▸ STATED PROBLEM
Select all lines with the string "delay" in them, and copy those lines.
-- -- --
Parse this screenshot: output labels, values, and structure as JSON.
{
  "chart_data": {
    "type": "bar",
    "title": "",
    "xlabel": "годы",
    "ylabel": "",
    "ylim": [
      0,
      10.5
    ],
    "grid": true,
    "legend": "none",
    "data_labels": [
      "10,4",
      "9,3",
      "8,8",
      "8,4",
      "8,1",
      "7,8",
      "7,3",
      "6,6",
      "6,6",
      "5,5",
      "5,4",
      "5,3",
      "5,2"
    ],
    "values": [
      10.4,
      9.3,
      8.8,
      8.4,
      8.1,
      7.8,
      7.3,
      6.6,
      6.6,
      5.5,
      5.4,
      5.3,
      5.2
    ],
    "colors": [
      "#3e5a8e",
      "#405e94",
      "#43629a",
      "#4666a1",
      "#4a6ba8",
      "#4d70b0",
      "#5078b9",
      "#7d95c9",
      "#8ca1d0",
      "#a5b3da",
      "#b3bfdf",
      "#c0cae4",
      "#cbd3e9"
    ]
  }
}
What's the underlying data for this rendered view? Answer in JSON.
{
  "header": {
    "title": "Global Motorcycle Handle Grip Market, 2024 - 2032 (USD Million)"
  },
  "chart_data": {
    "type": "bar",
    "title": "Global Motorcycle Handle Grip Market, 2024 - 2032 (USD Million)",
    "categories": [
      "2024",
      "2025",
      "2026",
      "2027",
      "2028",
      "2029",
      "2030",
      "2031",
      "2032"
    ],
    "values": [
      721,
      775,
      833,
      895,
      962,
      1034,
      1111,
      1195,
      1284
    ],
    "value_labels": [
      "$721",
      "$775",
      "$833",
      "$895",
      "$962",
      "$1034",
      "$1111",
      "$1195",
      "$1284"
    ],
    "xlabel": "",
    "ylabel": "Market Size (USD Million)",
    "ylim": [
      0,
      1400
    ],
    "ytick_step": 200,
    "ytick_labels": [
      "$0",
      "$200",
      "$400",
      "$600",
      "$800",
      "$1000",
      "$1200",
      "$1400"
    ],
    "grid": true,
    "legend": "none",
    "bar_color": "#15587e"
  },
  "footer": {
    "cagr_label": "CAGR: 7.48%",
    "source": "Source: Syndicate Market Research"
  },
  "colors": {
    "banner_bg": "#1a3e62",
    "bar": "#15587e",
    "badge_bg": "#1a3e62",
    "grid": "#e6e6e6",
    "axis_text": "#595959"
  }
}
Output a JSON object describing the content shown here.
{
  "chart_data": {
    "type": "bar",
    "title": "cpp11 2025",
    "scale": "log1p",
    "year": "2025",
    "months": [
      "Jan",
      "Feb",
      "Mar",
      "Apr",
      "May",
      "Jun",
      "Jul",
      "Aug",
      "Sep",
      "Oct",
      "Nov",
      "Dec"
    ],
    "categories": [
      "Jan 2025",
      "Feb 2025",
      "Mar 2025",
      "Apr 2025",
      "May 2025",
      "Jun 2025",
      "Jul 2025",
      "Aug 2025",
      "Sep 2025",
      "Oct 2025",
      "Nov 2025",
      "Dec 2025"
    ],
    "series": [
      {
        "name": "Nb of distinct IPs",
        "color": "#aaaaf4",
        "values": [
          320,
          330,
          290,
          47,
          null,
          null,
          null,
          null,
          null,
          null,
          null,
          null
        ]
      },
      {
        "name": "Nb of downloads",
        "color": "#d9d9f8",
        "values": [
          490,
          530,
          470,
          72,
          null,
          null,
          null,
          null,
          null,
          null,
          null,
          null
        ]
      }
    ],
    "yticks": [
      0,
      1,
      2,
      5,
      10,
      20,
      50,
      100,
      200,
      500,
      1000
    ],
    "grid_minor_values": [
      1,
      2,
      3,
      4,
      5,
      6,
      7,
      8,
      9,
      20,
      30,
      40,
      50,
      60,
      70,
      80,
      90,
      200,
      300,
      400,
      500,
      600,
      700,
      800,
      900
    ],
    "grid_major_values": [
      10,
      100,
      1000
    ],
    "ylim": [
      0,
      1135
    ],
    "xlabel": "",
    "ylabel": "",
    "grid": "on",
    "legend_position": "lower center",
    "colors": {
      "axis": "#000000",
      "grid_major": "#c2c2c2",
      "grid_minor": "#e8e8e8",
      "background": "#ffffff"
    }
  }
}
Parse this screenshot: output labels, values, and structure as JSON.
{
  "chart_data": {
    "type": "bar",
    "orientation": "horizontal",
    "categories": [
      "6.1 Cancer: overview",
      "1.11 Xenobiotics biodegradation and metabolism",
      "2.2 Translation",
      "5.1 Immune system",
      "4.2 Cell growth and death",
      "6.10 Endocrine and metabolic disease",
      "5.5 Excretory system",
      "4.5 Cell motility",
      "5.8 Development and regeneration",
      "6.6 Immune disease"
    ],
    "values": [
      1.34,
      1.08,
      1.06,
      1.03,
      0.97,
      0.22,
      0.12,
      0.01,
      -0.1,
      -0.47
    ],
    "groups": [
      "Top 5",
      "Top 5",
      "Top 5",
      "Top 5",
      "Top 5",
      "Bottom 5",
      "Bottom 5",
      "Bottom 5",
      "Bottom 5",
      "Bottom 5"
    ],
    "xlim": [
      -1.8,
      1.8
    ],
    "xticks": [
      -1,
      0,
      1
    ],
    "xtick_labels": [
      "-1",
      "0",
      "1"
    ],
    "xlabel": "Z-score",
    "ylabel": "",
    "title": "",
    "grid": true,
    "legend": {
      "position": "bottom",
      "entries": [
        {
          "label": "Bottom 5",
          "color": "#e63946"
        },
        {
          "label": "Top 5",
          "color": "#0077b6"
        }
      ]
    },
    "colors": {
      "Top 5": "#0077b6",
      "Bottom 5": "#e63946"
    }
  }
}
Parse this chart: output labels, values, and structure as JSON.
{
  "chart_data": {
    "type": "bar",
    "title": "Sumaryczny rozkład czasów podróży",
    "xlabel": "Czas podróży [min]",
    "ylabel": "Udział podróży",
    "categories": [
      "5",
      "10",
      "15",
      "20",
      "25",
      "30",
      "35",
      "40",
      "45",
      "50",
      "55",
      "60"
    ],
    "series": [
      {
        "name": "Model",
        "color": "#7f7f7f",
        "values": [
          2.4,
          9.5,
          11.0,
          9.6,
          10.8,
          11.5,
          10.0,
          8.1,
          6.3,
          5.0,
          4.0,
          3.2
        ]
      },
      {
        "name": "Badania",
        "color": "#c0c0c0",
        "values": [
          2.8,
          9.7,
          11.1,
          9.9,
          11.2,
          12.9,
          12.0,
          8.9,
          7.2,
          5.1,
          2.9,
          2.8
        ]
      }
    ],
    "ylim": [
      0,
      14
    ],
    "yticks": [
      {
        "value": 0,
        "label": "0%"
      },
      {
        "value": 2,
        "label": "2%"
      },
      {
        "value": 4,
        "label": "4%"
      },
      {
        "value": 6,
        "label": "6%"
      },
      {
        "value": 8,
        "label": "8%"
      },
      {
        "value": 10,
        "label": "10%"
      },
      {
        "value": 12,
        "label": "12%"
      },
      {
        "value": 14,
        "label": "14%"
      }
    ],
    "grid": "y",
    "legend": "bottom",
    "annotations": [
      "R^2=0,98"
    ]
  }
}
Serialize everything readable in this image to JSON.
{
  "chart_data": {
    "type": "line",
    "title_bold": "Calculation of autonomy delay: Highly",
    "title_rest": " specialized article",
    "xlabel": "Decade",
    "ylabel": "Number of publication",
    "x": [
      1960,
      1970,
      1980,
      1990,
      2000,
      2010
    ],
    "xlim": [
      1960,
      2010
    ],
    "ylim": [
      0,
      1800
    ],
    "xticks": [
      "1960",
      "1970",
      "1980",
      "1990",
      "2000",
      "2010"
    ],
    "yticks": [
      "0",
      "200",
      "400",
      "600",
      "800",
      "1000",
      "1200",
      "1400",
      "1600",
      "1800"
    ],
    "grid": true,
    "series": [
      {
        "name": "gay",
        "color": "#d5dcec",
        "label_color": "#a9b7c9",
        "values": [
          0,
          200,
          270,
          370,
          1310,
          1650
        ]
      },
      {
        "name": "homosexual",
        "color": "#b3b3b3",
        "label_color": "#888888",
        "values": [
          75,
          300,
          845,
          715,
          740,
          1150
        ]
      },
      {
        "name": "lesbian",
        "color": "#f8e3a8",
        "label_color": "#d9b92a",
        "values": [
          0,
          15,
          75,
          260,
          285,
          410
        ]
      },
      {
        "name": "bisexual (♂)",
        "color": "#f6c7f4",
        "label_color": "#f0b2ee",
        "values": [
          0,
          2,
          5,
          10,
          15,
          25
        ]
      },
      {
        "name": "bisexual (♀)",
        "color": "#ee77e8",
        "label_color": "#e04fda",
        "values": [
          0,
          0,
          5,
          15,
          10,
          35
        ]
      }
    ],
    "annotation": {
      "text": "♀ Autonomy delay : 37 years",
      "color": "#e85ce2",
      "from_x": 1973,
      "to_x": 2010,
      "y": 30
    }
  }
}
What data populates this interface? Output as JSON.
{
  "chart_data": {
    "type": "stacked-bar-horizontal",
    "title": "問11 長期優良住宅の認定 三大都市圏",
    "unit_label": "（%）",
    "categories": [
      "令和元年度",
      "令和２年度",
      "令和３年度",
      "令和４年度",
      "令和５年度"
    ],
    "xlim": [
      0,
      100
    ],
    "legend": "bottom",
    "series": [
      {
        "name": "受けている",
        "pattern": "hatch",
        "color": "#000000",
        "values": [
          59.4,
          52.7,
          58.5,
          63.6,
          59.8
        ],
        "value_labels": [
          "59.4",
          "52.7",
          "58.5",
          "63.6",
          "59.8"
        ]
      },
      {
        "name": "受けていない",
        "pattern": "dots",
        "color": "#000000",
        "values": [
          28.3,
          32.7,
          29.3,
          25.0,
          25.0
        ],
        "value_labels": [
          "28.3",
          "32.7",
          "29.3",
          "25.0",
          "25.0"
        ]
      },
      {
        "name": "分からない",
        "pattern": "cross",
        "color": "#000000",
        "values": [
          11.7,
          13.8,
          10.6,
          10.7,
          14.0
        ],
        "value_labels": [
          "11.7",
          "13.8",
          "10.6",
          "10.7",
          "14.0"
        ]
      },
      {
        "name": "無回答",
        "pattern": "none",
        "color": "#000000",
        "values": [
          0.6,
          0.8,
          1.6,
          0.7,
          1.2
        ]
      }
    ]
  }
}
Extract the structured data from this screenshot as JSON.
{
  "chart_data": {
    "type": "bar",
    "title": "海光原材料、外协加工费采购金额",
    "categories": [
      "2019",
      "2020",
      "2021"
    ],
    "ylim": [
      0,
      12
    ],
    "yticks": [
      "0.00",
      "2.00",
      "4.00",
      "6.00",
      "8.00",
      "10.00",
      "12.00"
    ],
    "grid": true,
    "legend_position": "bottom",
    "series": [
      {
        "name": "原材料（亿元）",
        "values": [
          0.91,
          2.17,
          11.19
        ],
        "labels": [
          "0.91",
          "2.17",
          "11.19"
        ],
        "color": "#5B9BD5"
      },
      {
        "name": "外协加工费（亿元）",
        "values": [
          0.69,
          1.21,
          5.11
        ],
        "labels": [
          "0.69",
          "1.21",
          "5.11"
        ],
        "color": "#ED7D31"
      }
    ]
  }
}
-- -- --
▸ THE COMPLETED TASK
    "title_bold": "Calculation of autonomy delay: Highly",
      "text": "♀ Autonomy delay : 37 years",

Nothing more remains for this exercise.